▸ What you need to do
Your job is to retype all of the data word for word, leaving every image out.

----- Input -----

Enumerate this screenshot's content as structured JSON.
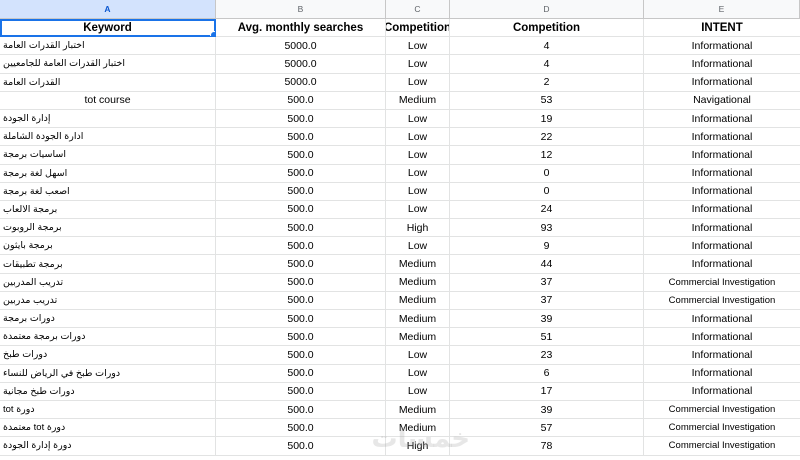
{
  "columns": [
    "A",
    "B",
    "C",
    "D",
    "E"
  ],
  "headers": [
    "Keyword",
    "Avg. monthly searches",
    "Competition",
    "Competition",
    "INTENT"
  ],
  "rows": [
    [
      "اختبار القدرات العامة",
      "5000.0",
      "Low",
      "4",
      "Informational"
    ],
    [
      "اختبار القدرات العامة للجامعيين",
      "5000.0",
      "Low",
      "4",
      "Informational"
    ],
    [
      "القدرات العامة",
      "5000.0",
      "Low",
      "2",
      "Informational"
    ],
    [
      "tot course",
      "500.0",
      "Medium",
      "53",
      "Navigational"
    ],
    [
      "إدارة الجودة",
      "500.0",
      "Low",
      "19",
      "Informational"
    ],
    [
      "ادارة الجودة الشاملة",
      "500.0",
      "Low",
      "22",
      "Informational"
    ],
    [
      "اساسيات برمجة",
      "500.0",
      "Low",
      "12",
      "Informational"
    ],
    [
      "اسهل لغة برمجة",
      "500.0",
      "Low",
      "0",
      "Informational"
    ],
    [
      "اصعب لغة برمجة",
      "500.0",
      "Low",
      "0",
      "Informational"
    ],
    [
      "برمجة الالعاب",
      "500.0",
      "Low",
      "24",
      "Informational"
    ],
    [
      "برمجة الروبوت",
      "500.0",
      "High",
      "93",
      "Informational"
    ],
    [
      "برمجة بايثون",
      "500.0",
      "Low",
      "9",
      "Informational"
    ],
    [
      "برمجة تطبيقات",
      "500.0",
      "Medium",
      "44",
      "Informational"
    ],
    [
      "تدريب المدربين",
      "500.0",
      "Medium",
      "37",
      "Commercial Investigation"
    ],
    [
      "تدريب مدربين",
      "500.0",
      "Medium",
      "37",
      "Commercial Investigation"
    ],
    [
      "دورات برمجة",
      "500.0",
      "Medium",
      "39",
      "Informational"
    ],
    [
      "دورات برمجة معتمدة",
      "500.0",
      "Medium",
      "51",
      "Informational"
    ],
    [
      "دورات طبخ",
      "500.0",
      "Low",
      "23",
      "Informational"
    ],
    [
      "دورات طبخ في الرياض للنساء",
      "500.0",
      "Low",
      "6",
      "Informational"
    ],
    [
      "دورات طبخ مجانية",
      "500.0",
      "Low",
      "17",
      "Informational"
    ],
    [
      "دورة tot",
      "500.0",
      "Medium",
      "39",
      "Commercial Investigation"
    ],
    [
      "دورة tot معتمدة",
      "500.0",
      "Medium",
      "57",
      "Commercial Investigation"
    ],
    [
      "دورة إدارة الجودة",
      "500.0",
      "High",
      "78",
      "Commercial Investigation"
    ]
  ],
  "watermark": "خمسات"
}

-----

▸ Complete answer
Enumerate this screenshot's content as structured JSON.
{
  "columns": [
    "A",
    "B",
    "C",
    "D",
    "E"
  ],
  "headers": [
    "Keyword",
    "Avg. monthly searches",
    "Competition",
    "Competition",
    "INTENT"
  ],
  "rows": [
    [
      "اختبار القدرات العامة",
      "5000.0",
      "Low",
      "4",
      "Informational"
    ],
    [
      "اختبار القدرات العامة للجامعيين",
      "5000.0",
      "Low",
      "4",
      "Informational"
    ],
    [
      "القدرات العامة",
      "5000.0",
      "Low",
      "2",
      "Informational"
    ],
    [
      "tot course",
      "500.0",
      "Medium",
      "53",
      "Navigational"
    ],
    [
      "إدارة الجودة",
      "500.0",
      "Low",
      "19",
      "Informational"
    ],
    [
      "ادارة الجودة الشاملة",
      "500.0",
      "Low",
      "22",
      "Informational"
    ],
    [
      "اساسيات برمجة",
      "500.0",
      "Low",
      "12",
      "Informational"
    ],
    [
      "اسهل لغة برمجة",
      "500.0",
      "Low",
      "0",
      "Informational"
    ],
    [
      "اصعب لغة برمجة",
      "500.0",
      "Low",
      "0",
      "Informational"
    ],
    [
      "برمجة الالعاب",
      "500.0",
      "Low",
      "24",
      "Informational"
    ],
    [
      "برمجة الروبوت",
      "500.0",
      "High",
      "93",
      "Informational"
    ],
    [
      "برمجة بايثون",
      "500.0",
      "Low",
      "9",
      "Informational"
    ],
    [
      "برمجة تطبيقات",
      "500.0",
      "Medium",
      "44",
      "Informational"
    ],
    [
      "تدريب المدربين",
      "500.0",
      "Medium",
      "37",
      "Commercial Investigation"
    ],
    [
      "تدريب مدربين",
      "500.0",
      "Medium",
      "37",
      "Commercial Investigation"
    ],
    [
      "دورات برمجة",
      "500.0",
      "Medium",
      "39",
      "Informational"
    ],
    [
      "دورات برمجة معتمدة",
      "500.0",
      "Medium",
      "51",
      "Informational"
    ],
    [
      "دورات طبخ",
      "500.0",
      "Low",
      "23",
      "Informational"
    ],
    [
      "دورات طبخ في الرياض للنساء",
      "500.0",
      "Low",
      "6",
      "Informational"
    ],
    [
      "دورات طبخ مجانية",
      "500.0",
      "Low",
      "17",
      "Informational"
    ],
    [
      "دورة tot",
      "500.0",
      "Medium",
      "39",
      "Commercial Investigation"
    ],
    [
      "دورة tot معتمدة",
      "500.0",
      "Medium",
      "57",
      "Commercial Investigation"
    ],
    [
      "دورة إدارة الجودة",
      "500.0",
      "High",
      "78",
      "Commercial Investigation"
    ]
  ],
  "watermark": "خمسات"
}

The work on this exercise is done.